(Data entries)

******************************

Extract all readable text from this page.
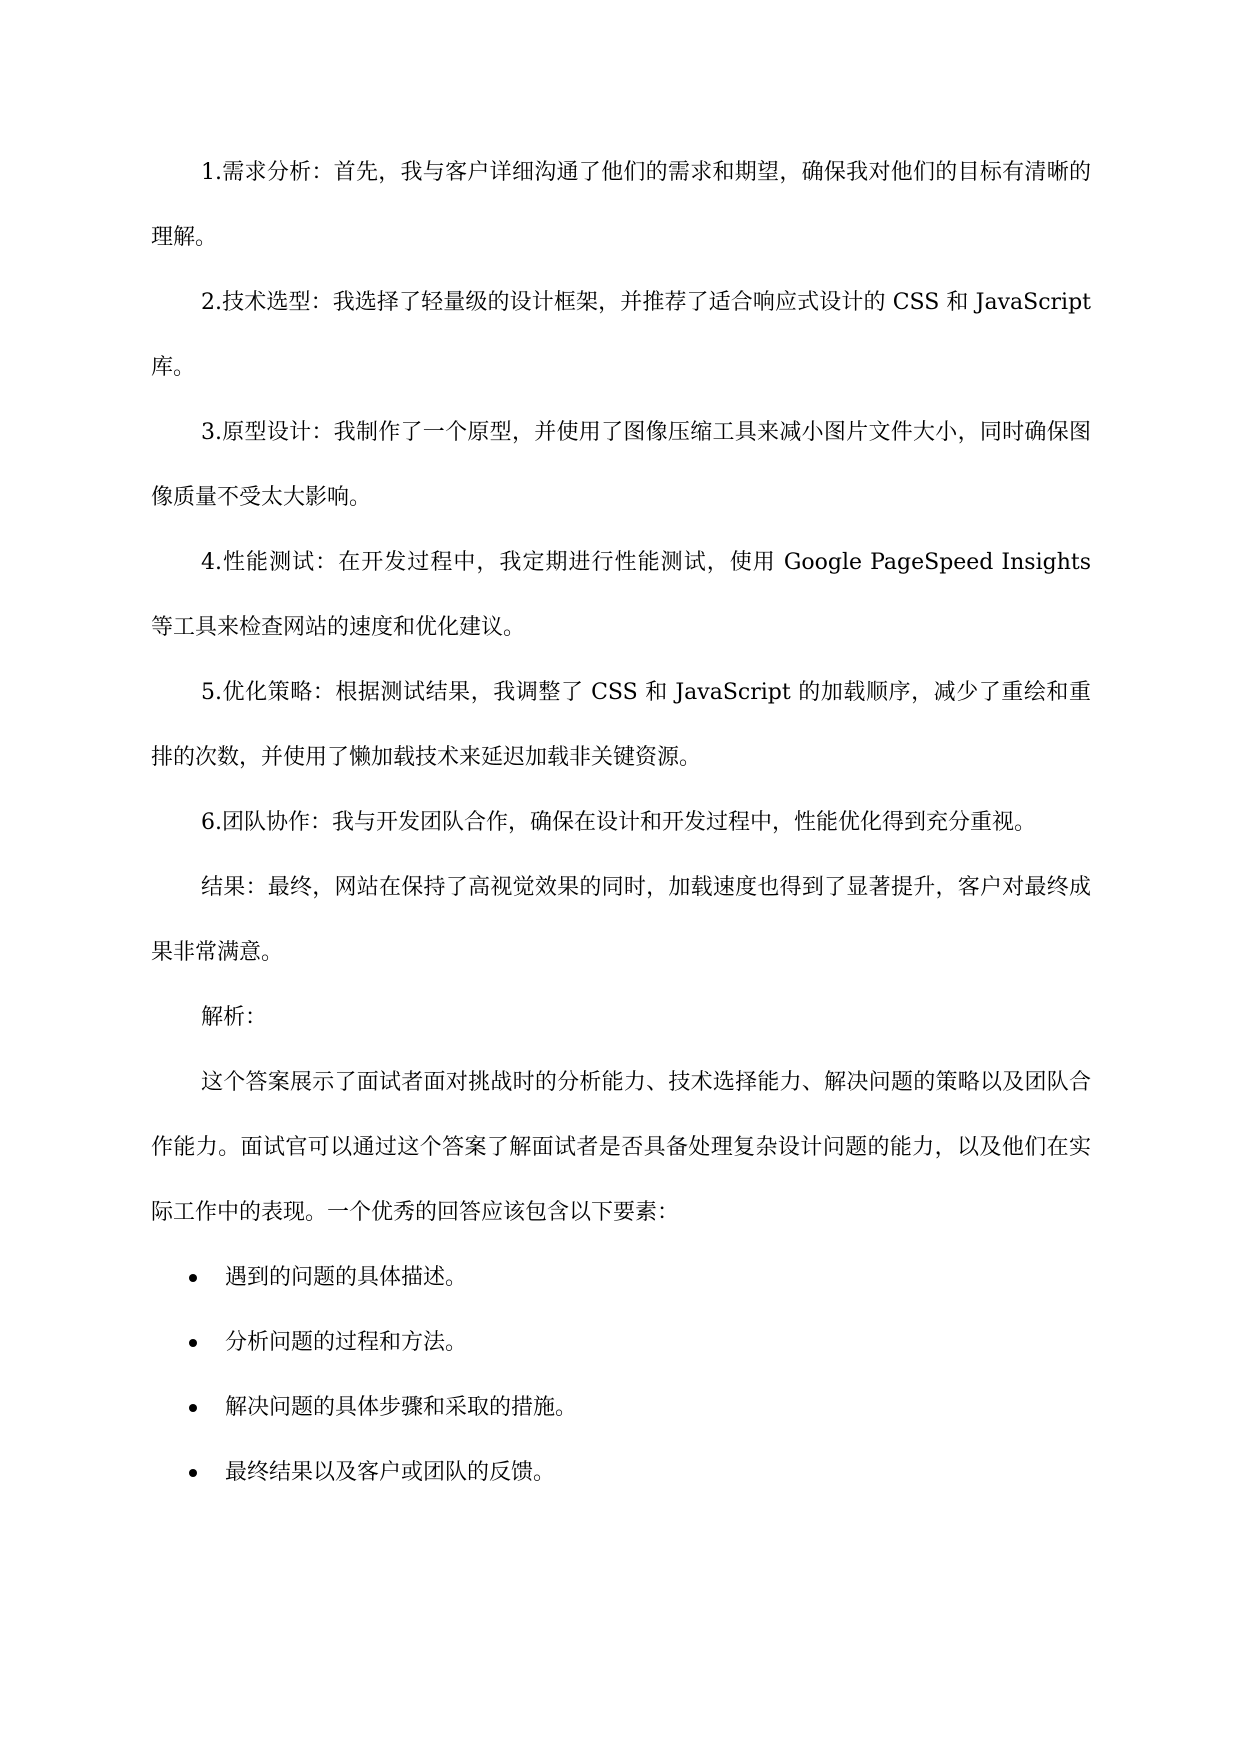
1.需求分析：首先，我与客户详细沟通了他们的需求和期望，确保我对他们的目标有清晰的理解。

2.技术选型：我选择了轻量级的设计框架，并推荐了适合响应式设计的 CSS 和 JavaScript 库。

3.原型设计：我制作了一个原型，并使用了图像压缩工具来减小图片文件大小，同时确保图像质量不受太大影响。

4.性能测试：在开发过程中，我定期进行性能测试，使用 Google PageSpeed Insights 等工具来检查网站的速度和优化建议。

5.优化策略：根据测试结果，我调整了 CSS 和 JavaScript 的加载顺序，减少了重绘和重排的次数，并使用了懒加载技术来延迟加载非关键资源。

6.团队协作：我与开发团队合作，确保在设计和开发过程中，性能优化得到充分重视。

结果：最终，网站在保持了高视觉效果的同时，加载速度也得到了显著提升，客户对最终成果非常满意。

解析：

这个答案展示了面试者面对挑战时的分析能力、技术选择能力、解决问题的策略以及团队合作能力。面试官可以通过这个答案了解面试者是否具备处理复杂设计问题的能力，以及他们在实际工作中的表现。一个优秀的回答应该包含以下要素：

遇到的问题的具体描述。
分析问题的过程和方法。
解决问题的具体步骤和采取的措施。
最终结果以及客户或团队的反馈。
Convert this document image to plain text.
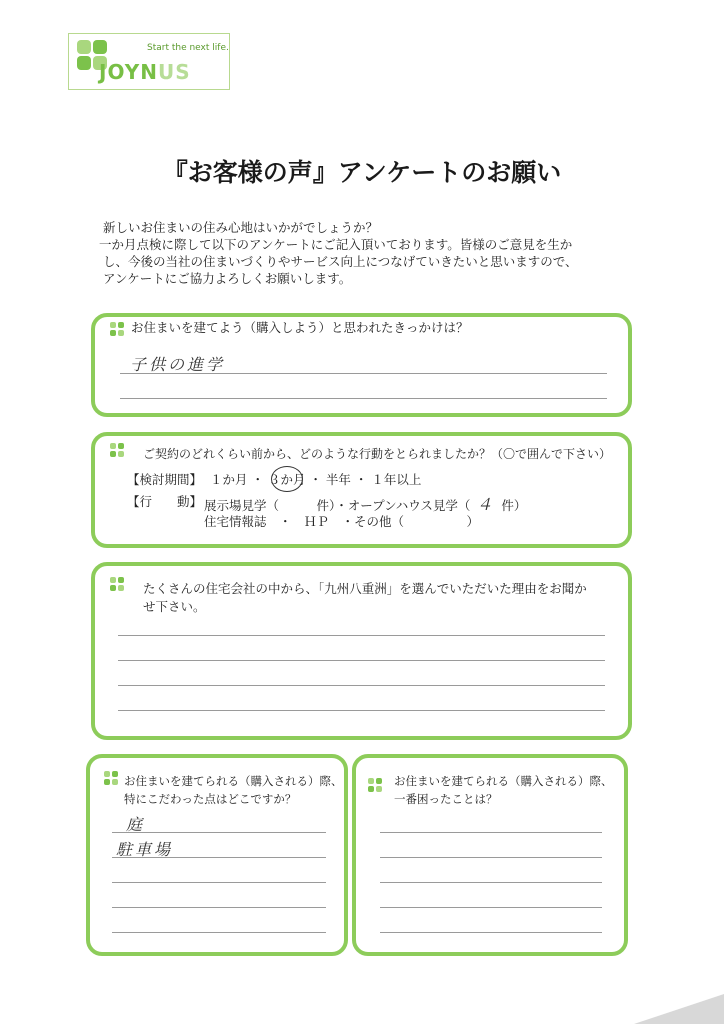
Start the next life.
JOYNUS
『お客様の声』アンケートのお願い

新しいお住まいの住み心地はいかがでしょうか？

一か月点検に際して以下のアンケートにご記入頂いております。皆様のご意見を生か

し、今後の当社の住まいづくりやサービス向上につなげていきたいと思いますので、

アンケートにご協力よろしくお願いします。

お住まいを建てよう（購入しよう）と思われたきっかけは？
子供の進学
ご契約のどれくらい前から、どのような行動をとられましたか？（〇で囲んで下さい）
【検討期間】 １か月 ・ ３か月 ・ 半年 ・ １年以上
【行　　動】 展示場見学（　　　件）・オープンハウス見学（ ４ 件）
住宅情報誌　・　ＨＰ　・その他（　　　　　）
たくさんの住宅会社の中から、「九州八重洲」を選んでいただいた理由をお聞か
せ下さい。
お住まいを建てられる（購入される）際、
特にこだわった点はどこですか？
庭
駐車場
お住まいを建てられる（購入される）際、
一番困ったことは？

******************************

- _PROBLEM DESCRIPTION_
Your copy should hold every record word for word and none of the pictures.

- _OUTPUT OF THE TASK_
Extract all readable text from this page.
1.需求分析：首先，我与客户详细沟通了他们的需求和期望，确保我对他们的目标有清晰的理解。

2.技术选型：我选择了轻量级的设计框架，并推荐了适合响应式设计的 CSS 和 JavaScript 库。

3.原型设计：我制作了一个原型，并使用了图像压缩工具来减小图片文件大小，同时确保图像质量不受太大影响。

4.性能测试：在开发过程中，我定期进行性能测试，使用 Google PageSpeed Insights 等工具来检查网站的速度和优化建议。

5.优化策略：根据测试结果，我调整了 CSS 和 JavaScript 的加载顺序，减少了重绘和重排的次数，并使用了懒加载技术来延迟加载非关键资源。

6.团队协作：我与开发团队合作，确保在设计和开发过程中，性能优化得到充分重视。

结果：最终，网站在保持了高视觉效果的同时，加载速度也得到了显著提升，客户对最终成果非常满意。

解析：

这个答案展示了面试者面对挑战时的分析能力、技术选择能力、解决问题的策略以及团队合作能力。面试官可以通过这个答案了解面试者是否具备处理复杂设计问题的能力，以及他们在实际工作中的表现。一个优秀的回答应该包含以下要素：

遇到的问题的具体描述。
分析问题的过程和方法。
解决问题的具体步骤和采取的措施。
最终结果以及客户或团队的反馈。
Convert this document image to plain text.
Start the next life.
JOYNUS
『お客様の声』アンケートのお願い

新しいお住まいの住み心地はいかがでしょうか？

一か月点検に際して以下のアンケートにご記入頂いております。皆様のご意見を生か

し、今後の当社の住まいづくりやサービス向上につなげていきたいと思いますので、

アンケートにご協力よろしくお願いします。

お住まいを建てよう（購入しよう）と思われたきっかけは？
子供の進学
ご契約のどれくらい前から、どのような行動をとられましたか？（〇で囲んで下さい）
【検討期間】 １か月 ・ ３か月 ・ 半年 ・ １年以上
【行　　動】 展示場見学（　　　件）・オープンハウス見学（ ４ 件）
住宅情報誌　・　ＨＰ　・その他（　　　　　）
たくさんの住宅会社の中から、「九州八重洲」を選んでいただいた理由をお聞か
せ下さい。
お住まいを建てられる（購入される）際、
特にこだわった点はどこですか？
庭
駐車場
お住まいを建てられる（購入される）際、
一番困ったことは？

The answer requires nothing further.